# Saved data entries
####################
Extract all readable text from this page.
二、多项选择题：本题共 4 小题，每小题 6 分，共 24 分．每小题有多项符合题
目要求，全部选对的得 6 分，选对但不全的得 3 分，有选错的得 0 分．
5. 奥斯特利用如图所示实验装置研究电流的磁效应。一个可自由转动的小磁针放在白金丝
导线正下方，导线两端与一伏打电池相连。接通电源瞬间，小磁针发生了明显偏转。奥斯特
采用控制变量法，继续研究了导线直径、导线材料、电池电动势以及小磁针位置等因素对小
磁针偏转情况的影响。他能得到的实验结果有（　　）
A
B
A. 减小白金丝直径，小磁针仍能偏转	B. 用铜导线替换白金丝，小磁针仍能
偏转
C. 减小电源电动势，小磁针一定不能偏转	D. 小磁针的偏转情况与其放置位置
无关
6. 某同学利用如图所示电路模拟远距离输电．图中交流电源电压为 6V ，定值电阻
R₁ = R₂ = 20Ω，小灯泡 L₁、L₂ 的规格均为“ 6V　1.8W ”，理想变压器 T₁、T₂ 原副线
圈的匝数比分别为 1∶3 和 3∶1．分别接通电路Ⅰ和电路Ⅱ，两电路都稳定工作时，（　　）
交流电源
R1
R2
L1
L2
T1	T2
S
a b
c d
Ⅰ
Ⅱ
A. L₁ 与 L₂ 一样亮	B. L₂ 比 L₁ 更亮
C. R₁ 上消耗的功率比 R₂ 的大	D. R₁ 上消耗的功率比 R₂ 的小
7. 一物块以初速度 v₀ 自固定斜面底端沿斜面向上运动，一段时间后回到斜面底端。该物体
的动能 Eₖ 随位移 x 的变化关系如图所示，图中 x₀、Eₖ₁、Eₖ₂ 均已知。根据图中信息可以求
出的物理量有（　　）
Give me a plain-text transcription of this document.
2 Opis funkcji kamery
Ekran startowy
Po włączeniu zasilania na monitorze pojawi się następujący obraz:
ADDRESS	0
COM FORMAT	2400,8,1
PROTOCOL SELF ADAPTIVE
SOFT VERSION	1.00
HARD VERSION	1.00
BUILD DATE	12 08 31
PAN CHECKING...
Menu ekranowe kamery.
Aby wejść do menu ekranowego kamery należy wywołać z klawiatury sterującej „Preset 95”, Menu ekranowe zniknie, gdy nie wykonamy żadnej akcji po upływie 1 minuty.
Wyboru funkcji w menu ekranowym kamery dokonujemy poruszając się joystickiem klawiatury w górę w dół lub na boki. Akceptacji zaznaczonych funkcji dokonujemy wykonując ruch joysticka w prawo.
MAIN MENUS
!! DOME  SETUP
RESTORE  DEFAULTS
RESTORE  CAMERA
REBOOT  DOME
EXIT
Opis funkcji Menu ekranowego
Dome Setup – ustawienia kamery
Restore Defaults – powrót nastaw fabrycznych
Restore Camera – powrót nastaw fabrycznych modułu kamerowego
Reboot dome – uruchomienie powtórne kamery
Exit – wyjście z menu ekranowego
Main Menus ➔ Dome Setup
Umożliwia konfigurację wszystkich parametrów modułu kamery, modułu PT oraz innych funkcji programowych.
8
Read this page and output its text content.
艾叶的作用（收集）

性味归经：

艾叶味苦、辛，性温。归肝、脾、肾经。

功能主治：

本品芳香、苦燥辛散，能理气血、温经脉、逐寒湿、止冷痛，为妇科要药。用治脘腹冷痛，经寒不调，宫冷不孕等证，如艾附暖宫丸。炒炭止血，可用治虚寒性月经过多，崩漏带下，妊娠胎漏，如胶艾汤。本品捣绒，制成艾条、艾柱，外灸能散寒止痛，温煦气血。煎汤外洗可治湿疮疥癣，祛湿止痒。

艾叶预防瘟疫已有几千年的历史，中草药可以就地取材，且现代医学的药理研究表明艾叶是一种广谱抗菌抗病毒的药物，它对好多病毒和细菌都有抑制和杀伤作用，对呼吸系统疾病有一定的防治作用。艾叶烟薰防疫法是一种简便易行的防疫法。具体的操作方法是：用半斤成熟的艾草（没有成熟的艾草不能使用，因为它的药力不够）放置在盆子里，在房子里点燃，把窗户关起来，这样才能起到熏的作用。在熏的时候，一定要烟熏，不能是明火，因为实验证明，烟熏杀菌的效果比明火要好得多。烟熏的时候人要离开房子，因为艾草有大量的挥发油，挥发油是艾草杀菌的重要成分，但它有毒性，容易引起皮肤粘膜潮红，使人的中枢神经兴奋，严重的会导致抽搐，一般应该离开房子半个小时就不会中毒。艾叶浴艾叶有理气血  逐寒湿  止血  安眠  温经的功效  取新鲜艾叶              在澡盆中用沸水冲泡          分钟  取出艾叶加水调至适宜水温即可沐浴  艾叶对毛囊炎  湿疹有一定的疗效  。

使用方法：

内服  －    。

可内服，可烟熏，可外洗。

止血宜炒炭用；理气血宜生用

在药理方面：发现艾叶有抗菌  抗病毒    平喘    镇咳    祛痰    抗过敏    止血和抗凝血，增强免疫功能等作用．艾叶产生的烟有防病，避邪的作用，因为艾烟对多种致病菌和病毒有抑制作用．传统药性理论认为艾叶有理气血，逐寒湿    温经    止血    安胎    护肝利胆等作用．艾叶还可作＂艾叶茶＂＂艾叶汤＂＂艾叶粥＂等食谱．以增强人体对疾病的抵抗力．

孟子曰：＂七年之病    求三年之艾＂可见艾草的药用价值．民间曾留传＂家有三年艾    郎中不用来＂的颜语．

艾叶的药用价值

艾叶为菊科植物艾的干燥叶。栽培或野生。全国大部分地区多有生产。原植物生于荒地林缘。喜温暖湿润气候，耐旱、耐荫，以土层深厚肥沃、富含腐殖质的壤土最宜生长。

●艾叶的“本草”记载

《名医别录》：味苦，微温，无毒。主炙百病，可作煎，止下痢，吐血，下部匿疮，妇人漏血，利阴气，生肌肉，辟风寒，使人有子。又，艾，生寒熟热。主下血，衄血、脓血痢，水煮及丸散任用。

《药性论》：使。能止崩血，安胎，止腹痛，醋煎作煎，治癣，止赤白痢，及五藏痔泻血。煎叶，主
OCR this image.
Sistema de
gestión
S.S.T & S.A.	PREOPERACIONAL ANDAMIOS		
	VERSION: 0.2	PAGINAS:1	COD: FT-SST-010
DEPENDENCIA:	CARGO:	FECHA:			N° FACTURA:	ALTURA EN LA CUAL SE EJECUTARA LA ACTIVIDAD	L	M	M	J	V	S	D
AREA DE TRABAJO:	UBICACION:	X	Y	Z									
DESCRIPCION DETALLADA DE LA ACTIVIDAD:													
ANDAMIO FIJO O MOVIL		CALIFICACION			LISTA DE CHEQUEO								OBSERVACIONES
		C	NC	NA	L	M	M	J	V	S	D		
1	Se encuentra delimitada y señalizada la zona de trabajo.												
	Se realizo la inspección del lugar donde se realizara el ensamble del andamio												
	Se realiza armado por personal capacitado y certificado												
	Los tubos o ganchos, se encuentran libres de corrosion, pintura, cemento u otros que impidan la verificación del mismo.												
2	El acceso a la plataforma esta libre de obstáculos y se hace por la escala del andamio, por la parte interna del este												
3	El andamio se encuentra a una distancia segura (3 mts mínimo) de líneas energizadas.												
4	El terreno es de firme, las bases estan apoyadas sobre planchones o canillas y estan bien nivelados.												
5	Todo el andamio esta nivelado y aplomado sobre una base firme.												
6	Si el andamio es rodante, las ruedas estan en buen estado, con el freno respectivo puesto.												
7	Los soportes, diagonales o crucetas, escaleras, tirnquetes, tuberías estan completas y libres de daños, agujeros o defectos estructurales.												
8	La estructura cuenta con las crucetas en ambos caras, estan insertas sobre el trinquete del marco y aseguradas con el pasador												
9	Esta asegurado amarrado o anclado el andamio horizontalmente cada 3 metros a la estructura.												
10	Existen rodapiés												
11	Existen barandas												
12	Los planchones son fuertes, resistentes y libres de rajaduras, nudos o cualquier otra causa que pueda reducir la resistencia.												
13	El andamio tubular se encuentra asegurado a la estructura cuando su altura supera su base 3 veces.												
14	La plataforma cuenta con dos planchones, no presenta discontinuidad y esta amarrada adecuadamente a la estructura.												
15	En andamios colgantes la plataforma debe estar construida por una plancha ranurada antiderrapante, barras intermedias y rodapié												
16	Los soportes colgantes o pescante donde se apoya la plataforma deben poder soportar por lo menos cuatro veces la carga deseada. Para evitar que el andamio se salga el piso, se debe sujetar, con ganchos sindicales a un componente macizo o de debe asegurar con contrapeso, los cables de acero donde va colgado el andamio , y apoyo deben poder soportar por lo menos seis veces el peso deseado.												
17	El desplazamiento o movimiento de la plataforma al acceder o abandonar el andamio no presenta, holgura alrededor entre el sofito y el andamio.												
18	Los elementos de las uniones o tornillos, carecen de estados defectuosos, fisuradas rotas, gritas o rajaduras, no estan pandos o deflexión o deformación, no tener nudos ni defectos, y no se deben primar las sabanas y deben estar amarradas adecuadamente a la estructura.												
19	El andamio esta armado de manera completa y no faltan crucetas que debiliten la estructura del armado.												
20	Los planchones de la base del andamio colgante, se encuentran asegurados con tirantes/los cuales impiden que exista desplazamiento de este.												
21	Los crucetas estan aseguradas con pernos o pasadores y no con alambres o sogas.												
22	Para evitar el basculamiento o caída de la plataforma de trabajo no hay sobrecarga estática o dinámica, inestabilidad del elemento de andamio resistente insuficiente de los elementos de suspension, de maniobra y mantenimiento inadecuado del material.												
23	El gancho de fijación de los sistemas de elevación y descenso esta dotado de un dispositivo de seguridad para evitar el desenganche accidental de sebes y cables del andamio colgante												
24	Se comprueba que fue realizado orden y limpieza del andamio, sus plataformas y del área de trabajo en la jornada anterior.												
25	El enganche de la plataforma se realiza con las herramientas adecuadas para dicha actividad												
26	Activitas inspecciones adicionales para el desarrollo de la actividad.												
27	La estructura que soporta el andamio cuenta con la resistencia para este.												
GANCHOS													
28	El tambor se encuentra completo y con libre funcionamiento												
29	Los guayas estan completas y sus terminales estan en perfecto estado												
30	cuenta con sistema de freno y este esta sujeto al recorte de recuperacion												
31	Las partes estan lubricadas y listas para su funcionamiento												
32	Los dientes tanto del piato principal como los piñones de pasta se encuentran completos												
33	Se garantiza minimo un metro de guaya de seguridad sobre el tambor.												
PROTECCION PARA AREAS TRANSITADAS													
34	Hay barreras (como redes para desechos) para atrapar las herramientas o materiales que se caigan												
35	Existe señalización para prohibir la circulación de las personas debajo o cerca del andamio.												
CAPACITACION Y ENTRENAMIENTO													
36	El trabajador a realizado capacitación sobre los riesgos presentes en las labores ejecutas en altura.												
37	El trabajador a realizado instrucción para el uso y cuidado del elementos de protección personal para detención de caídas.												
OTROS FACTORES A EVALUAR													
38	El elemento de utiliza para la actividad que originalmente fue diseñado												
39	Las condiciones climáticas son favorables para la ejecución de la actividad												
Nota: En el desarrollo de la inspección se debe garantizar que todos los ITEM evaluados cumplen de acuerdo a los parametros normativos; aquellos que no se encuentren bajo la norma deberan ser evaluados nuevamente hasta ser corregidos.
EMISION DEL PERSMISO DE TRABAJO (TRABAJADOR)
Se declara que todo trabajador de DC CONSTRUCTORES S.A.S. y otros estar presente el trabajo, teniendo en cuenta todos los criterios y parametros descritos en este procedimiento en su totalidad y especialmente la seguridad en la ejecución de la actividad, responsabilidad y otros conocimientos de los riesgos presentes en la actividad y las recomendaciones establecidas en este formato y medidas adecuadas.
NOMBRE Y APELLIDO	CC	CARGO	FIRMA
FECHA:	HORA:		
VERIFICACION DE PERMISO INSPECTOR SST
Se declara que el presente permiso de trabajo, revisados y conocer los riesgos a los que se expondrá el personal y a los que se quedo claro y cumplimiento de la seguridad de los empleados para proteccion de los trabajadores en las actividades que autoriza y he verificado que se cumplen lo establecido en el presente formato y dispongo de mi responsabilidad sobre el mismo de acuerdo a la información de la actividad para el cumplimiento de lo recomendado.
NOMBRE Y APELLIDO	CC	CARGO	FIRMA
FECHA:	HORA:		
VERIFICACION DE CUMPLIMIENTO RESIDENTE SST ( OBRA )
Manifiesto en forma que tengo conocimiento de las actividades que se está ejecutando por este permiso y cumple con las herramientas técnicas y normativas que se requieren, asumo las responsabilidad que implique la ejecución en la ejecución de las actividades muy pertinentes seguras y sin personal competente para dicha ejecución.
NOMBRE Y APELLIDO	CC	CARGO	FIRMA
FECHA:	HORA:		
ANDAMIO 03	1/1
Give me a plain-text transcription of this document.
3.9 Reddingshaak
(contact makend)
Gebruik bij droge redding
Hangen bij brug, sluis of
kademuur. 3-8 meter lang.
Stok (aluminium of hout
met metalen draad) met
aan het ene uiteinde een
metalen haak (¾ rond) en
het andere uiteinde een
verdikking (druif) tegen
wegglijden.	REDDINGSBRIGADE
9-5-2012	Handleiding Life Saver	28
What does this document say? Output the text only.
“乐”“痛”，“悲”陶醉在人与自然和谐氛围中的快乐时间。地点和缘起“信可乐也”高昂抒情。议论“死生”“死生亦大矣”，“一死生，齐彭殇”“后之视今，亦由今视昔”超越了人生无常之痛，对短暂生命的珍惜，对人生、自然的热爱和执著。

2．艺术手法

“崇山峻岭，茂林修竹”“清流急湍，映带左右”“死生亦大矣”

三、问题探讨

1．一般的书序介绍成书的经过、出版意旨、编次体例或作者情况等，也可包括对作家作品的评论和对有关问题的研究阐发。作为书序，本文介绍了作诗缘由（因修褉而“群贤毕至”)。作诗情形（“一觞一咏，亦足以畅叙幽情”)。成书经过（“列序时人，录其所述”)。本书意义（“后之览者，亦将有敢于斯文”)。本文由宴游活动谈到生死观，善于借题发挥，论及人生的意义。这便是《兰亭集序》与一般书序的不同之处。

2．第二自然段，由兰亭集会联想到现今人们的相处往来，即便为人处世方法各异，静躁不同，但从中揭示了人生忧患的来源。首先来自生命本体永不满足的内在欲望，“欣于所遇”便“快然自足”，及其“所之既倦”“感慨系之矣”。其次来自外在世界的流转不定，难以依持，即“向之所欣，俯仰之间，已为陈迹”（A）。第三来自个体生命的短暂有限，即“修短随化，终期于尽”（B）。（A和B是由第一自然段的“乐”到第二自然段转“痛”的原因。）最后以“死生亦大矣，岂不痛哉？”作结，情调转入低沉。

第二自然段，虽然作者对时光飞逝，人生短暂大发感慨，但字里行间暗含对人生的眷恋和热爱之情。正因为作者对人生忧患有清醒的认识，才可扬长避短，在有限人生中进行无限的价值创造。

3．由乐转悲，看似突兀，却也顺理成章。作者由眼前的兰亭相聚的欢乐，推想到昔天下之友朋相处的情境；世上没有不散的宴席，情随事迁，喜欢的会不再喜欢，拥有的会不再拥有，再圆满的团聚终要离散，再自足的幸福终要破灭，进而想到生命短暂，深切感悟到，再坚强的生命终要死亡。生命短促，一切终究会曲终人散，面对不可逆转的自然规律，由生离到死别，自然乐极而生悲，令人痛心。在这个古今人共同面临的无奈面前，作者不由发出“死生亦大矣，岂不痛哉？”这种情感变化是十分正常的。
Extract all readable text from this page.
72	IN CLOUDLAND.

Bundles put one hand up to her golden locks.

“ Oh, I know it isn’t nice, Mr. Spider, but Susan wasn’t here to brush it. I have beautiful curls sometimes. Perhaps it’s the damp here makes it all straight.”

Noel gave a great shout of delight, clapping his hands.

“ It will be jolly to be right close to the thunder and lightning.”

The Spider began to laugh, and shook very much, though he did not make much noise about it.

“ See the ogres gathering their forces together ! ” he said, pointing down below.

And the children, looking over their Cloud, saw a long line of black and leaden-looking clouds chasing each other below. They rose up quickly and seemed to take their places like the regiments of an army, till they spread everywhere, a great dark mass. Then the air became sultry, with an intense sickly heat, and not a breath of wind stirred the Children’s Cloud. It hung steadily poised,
####################
# Problem
Within the listing above, copy each line that has the string "evitar".

# Exercise response
16	Los soportes colgantes o pescante donde se apoya la plataforma deben poder soportar por lo menos cuatro veces la carga deseada. Para evitar que el andamio se salga el piso, se debe sujetar, con ganchos sindicales a un componente macizo o de debe asegurar con contrapeso, los cables de acero donde va colgado el andamio , y apoyo deben poder soportar por lo menos seis veces el peso deseado.												
22	Para evitar el basculamiento o caída de la plataforma de trabajo no hay sobrecarga estática o dinámica, inestabilidad del elemento de andamio resistente insuficiente de los elementos de suspension, de maniobra y mantenimiento inadecuado del material.												
23	El gancho de fijación de los sistemas de elevación y descenso esta dotado de un dispositivo de seguridad para evitar el desenganche accidental de sebes y cables del andamio colgante												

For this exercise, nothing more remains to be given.